YOUR GOAL
Filter the records below for the word "errors". Copy each line that holds it.

** BEGIN ENTRIES SHOWN **

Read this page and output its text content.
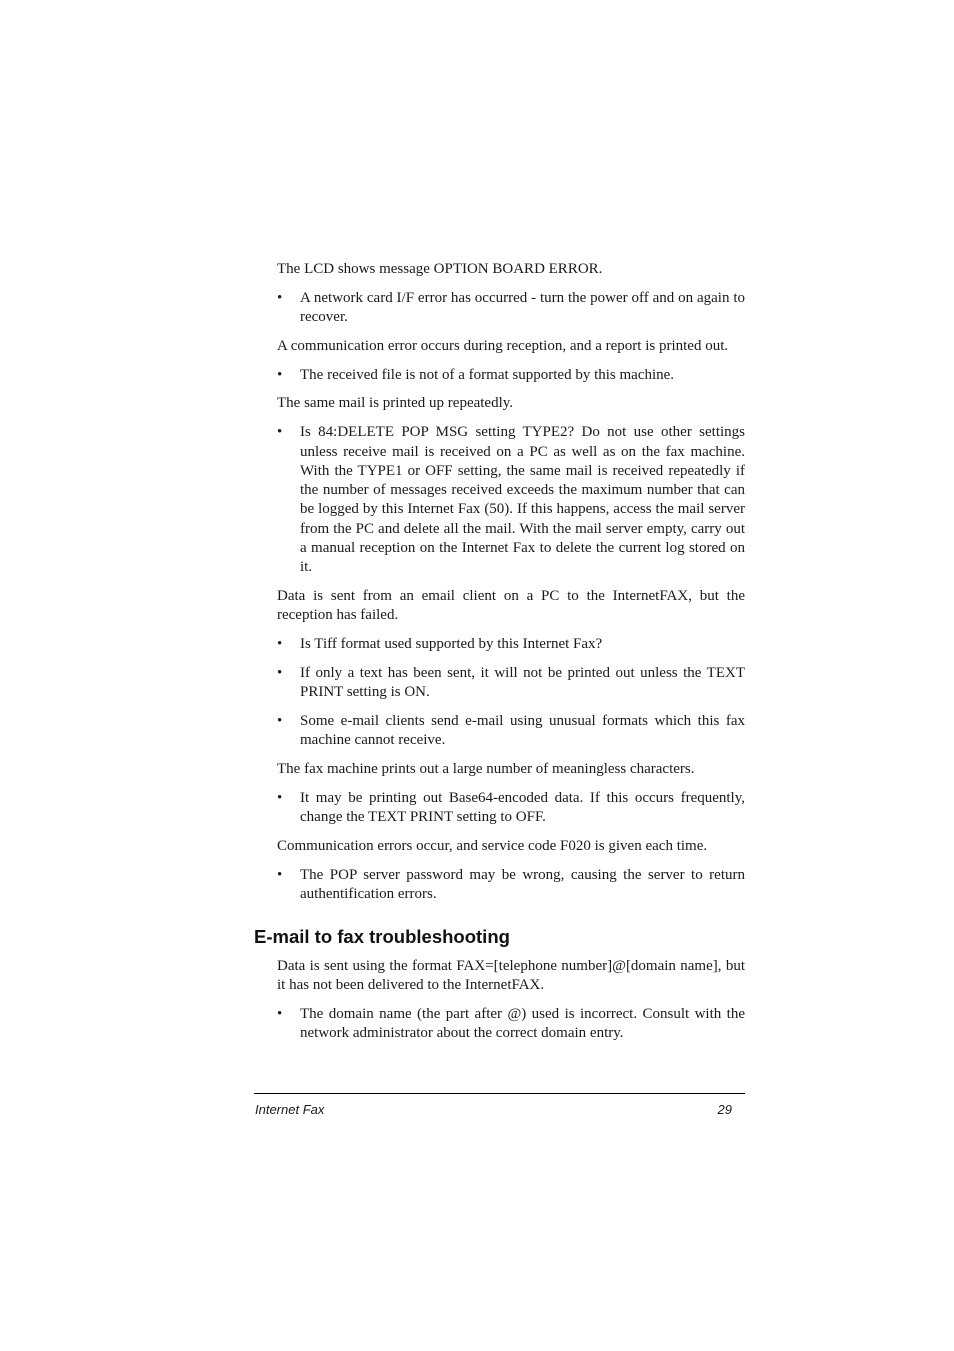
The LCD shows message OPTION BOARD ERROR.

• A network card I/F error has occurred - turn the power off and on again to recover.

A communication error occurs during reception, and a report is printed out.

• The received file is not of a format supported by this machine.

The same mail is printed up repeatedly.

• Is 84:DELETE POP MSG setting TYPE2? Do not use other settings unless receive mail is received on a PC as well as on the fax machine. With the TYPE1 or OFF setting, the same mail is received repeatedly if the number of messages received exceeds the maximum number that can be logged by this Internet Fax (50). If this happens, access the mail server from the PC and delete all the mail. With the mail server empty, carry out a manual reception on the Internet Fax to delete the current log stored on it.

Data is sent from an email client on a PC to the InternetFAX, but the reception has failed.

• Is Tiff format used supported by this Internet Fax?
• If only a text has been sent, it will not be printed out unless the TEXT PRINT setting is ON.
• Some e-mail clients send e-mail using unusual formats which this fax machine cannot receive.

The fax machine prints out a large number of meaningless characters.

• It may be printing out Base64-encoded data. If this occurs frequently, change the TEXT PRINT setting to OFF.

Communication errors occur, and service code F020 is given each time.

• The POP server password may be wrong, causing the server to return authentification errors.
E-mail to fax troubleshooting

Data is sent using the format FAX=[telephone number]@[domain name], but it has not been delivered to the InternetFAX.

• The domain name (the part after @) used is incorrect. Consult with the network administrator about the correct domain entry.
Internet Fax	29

** END ENTRIES SHOWN **
** BEGIN ENTRIES SHOWN **

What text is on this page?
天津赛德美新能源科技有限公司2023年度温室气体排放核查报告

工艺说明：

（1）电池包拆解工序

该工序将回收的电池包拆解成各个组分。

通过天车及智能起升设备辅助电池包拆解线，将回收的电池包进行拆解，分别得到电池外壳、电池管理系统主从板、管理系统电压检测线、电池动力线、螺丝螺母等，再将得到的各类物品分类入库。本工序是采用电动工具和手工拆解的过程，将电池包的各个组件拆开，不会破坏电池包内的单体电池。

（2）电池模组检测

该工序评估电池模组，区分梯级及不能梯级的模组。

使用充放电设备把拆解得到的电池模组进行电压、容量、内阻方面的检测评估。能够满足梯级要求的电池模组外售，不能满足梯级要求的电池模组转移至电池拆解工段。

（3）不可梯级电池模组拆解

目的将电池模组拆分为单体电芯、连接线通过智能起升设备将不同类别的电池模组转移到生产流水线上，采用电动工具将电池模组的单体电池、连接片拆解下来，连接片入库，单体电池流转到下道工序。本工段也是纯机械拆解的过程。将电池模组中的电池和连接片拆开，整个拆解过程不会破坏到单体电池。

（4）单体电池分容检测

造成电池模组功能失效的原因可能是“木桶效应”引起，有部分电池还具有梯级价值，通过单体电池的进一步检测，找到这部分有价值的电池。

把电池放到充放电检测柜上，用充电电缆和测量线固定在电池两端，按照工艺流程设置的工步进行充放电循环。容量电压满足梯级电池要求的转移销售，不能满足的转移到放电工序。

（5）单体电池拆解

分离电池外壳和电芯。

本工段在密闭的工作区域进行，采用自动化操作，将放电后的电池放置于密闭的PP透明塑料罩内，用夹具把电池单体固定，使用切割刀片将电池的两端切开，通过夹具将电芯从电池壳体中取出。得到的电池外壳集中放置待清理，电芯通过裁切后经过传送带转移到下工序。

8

** END ENTRIES SHOWN **

SOLUTION FOR THIS EXERCISE
Communication errors occur, and service code F020 is given each time.
• The POP server password may be wrong, causing the server to return authentification errors.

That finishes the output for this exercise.